Task requirements: The entire listing is to be repeated verbatim.

Records shown:
%%

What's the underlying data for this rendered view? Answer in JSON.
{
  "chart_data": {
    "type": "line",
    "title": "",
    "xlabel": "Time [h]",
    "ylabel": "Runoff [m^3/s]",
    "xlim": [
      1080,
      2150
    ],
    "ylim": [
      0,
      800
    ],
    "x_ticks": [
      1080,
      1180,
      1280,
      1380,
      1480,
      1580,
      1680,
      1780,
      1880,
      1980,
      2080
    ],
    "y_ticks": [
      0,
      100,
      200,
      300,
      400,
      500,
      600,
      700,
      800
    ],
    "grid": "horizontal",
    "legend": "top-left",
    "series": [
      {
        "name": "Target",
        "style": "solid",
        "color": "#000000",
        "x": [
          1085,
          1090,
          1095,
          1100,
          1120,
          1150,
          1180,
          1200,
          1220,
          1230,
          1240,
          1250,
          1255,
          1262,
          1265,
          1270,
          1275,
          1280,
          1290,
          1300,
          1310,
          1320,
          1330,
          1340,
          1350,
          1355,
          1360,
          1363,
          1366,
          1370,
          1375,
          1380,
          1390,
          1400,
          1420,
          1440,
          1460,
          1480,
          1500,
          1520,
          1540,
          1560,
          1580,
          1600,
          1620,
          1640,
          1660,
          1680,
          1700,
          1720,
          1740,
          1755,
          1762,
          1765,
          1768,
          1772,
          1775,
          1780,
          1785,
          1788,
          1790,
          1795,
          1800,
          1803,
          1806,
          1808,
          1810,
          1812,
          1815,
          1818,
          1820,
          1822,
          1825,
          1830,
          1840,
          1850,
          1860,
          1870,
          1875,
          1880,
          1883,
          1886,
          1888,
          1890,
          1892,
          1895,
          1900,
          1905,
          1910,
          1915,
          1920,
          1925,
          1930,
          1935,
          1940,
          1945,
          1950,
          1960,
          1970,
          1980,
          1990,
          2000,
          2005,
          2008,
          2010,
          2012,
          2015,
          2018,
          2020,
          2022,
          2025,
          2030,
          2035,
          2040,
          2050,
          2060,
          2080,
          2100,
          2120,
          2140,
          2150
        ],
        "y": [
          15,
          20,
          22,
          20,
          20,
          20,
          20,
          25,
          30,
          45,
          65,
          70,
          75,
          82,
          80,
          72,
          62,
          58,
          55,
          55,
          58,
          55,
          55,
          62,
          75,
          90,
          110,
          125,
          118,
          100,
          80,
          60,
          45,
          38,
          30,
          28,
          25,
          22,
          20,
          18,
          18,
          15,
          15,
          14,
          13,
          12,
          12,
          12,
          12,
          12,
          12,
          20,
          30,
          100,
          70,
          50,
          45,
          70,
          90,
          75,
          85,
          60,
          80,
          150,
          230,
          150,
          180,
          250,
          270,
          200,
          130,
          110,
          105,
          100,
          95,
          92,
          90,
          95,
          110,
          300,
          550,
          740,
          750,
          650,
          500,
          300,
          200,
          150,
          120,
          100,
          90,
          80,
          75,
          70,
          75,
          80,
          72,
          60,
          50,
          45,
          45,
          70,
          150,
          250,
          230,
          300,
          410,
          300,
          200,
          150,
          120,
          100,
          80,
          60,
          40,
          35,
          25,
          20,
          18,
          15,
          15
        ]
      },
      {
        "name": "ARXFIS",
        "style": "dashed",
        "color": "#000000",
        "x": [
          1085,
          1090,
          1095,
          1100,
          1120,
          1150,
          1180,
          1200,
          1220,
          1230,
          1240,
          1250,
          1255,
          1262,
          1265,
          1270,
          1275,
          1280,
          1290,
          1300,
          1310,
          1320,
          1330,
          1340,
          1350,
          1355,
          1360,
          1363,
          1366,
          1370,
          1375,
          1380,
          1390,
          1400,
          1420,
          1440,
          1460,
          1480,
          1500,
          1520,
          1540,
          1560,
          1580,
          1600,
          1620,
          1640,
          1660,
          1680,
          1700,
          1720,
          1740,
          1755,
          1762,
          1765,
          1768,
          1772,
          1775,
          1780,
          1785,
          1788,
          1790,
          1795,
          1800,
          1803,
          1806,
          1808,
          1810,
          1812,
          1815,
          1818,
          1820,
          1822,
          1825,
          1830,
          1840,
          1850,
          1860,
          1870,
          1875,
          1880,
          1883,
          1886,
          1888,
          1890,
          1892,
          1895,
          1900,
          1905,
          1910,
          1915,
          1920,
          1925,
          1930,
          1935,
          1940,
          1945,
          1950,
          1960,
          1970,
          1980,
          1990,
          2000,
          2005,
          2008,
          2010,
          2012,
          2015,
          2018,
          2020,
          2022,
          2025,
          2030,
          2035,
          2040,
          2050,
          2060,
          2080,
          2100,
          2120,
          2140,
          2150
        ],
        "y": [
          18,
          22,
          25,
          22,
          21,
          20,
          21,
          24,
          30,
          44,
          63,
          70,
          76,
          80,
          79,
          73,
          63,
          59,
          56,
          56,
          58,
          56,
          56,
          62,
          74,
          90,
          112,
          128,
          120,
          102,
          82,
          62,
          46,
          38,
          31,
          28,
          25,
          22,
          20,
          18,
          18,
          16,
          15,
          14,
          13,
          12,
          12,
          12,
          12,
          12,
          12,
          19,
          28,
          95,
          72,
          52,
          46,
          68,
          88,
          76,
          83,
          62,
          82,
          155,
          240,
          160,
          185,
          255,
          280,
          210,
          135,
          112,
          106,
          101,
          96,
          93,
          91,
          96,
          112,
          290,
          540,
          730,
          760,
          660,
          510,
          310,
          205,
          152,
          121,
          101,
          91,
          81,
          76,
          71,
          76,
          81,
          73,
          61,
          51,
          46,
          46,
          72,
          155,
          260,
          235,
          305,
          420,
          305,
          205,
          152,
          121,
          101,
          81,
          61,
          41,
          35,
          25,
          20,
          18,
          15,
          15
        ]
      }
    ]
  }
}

%%

Reply to the exercise:
What's the underlying data for this rendered view? Answer in JSON.
{
  "chart_data": {
    "type": "line",
    "title": "",
    "xlabel": "Time [h]",
    "ylabel": "Runoff [m^3/s]",
    "xlim": [
      1080,
      2150
    ],
    "ylim": [
      0,
      800
    ],
    "x_ticks": [
      1080,
      1180,
      1280,
      1380,
      1480,
      1580,
      1680,
      1780,
      1880,
      1980,
      2080
    ],
    "y_ticks": [
      0,
      100,
      200,
      300,
      400,
      500,
      600,
      700,
      800
    ],
    "grid": "horizontal",
    "legend": "top-left",
    "series": [
      {
        "name": "Target",
        "style": "solid",
        "color": "#000000",
        "x": [
          1085,
          1090,
          1095,
          1100,
          1120,
          1150,
          1180,
          1200,
          1220,
          1230,
          1240,
          1250,
          1255,
          1262,
          1265,
          1270,
          1275,
          1280,
          1290,
          1300,
          1310,
          1320,
          1330,
          1340,
          1350,
          1355,
          1360,
          1363,
          1366,
          1370,
          1375,
          1380,
          1390,
          1400,
          1420,
          1440,
          1460,
          1480,
          1500,
          1520,
          1540,
          1560,
          1580,
          1600,
          1620,
          1640,
          1660,
          1680,
          1700,
          1720,
          1740,
          1755,
          1762,
          1765,
          1768,
          1772,
          1775,
          1780,
          1785,
          1788,
          1790,
          1795,
          1800,
          1803,
          1806,
          1808,
          1810,
          1812,
          1815,
          1818,
          1820,
          1822,
          1825,
          1830,
          1840,
          1850,
          1860,
          1870,
          1875,
          1880,
          1883,
          1886,
          1888,
          1890,
          1892,
          1895,
          1900,
          1905,
          1910,
          1915,
          1920,
          1925,
          1930,
          1935,
          1940,
          1945,
          1950,
          1960,
          1970,
          1980,
          1990,
          2000,
          2005,
          2008,
          2010,
          2012,
          2015,
          2018,
          2020,
          2022,
          2025,
          2030,
          2035,
          2040,
          2050,
          2060,
          2080,
          2100,
          2120,
          2140,
          2150
        ],
        "y": [
          15,
          20,
          22,
          20,
          20,
          20,
          20,
          25,
          30,
          45,
          65,
          70,
          75,
          82,
          80,
          72,
          62,
          58,
          55,
          55,
          58,
          55,
          55,
          62,
          75,
          90,
          110,
          125,
          118,
          100,
          80,
          60,
          45,
          38,
          30,
          28,
          25,
          22,
          20,
          18,
          18,
          15,
          15,
          14,
          13,
          12,
          12,
          12,
          12,
          12,
          12,
          20,
          30,
          100,
          70,
          50,
          45,
          70,
          90,
          75,
          85,
          60,
          80,
          150,
          230,
          150,
          180,
          250,
          270,
          200,
          130,
          110,
          105,
          100,
          95,
          92,
          90,
          95,
          110,
          300,
          550,
          740,
          750,
          650,
          500,
          300,
          200,
          150,
          120,
          100,
          90,
          80,
          75,
          70,
          75,
          80,
          72,
          60,
          50,
          45,
          45,
          70,
          150,
          250,
          230,
          300,
          410,
          300,
          200,
          150,
          120,
          100,
          80,
          60,
          40,
          35,
          25,
          20,
          18,
          15,
          15
        ]
      },
      {
        "name": "ARXFIS",
        "style": "dashed",
        "color": "#000000",
        "x": [
          1085,
          1090,
          1095,
          1100,
          1120,
          1150,
          1180,
          1200,
          1220,
          1230,
          1240,
          1250,
          1255,
          1262,
          1265,
          1270,
          1275,
          1280,
          1290,
          1300,
          1310,
          1320,
          1330,
          1340,
          1350,
          1355,
          1360,
          1363,
          1366,
          1370,
          1375,
          1380,
          1390,
          1400,
          1420,
          1440,
          1460,
          1480,
          1500,
          1520,
          1540,
          1560,
          1580,
          1600,
          1620,
          1640,
          1660,
          1680,
          1700,
          1720,
          1740,
          1755,
          1762,
          1765,
          1768,
          1772,
          1775,
          1780,
          1785,
          1788,
          1790,
          1795,
          1800,
          1803,
          1806,
          1808,
          1810,
          1812,
          1815,
          1818,
          1820,
          1822,
          1825,
          1830,
          1840,
          1850,
          1860,
          1870,
          1875,
          1880,
          1883,
          1886,
          1888,
          1890,
          1892,
          1895,
          1900,
          1905,
          1910,
          1915,
          1920,
          1925,
          1930,
          1935,
          1940,
          1945,
          1950,
          1960,
          1970,
          1980,
          1990,
          2000,
          2005,
          2008,
          2010,
          2012,
          2015,
          2018,
          2020,
          2022,
          2025,
          2030,
          2035,
          2040,
          2050,
          2060,
          2080,
          2100,
          2120,
          2140,
          2150
        ],
        "y": [
          18,
          22,
          25,
          22,
          21,
          20,
          21,
          24,
          30,
          44,
          63,
          70,
          76,
          80,
          79,
          73,
          63,
          59,
          56,
          56,
          58,
          56,
          56,
          62,
          74,
          90,
          112,
          128,
          120,
          102,
          82,
          62,
          46,
          38,
          31,
          28,
          25,
          22,
          20,
          18,
          18,
          16,
          15,
          14,
          13,
          12,
          12,
          12,
          12,
          12,
          12,
          19,
          28,
          95,
          72,
          52,
          46,
          68,
          88,
          76,
          83,
          62,
          82,
          155,
          240,
          160,
          185,
          255,
          280,
          210,
          135,
          112,
          106,
          101,
          96,
          93,
          91,
          96,
          112,
          290,
          540,
          730,
          760,
          660,
          510,
          310,
          205,
          152,
          121,
          101,
          91,
          81,
          76,
          71,
          76,
          81,
          73,
          61,
          51,
          46,
          46,
          72,
          155,
          260,
          235,
          305,
          420,
          305,
          205,
          152,
          121,
          101,
          81,
          61,
          41,
          35,
          25,
          20,
          18,
          15,
          15
        ]
      }
    ]
  }
}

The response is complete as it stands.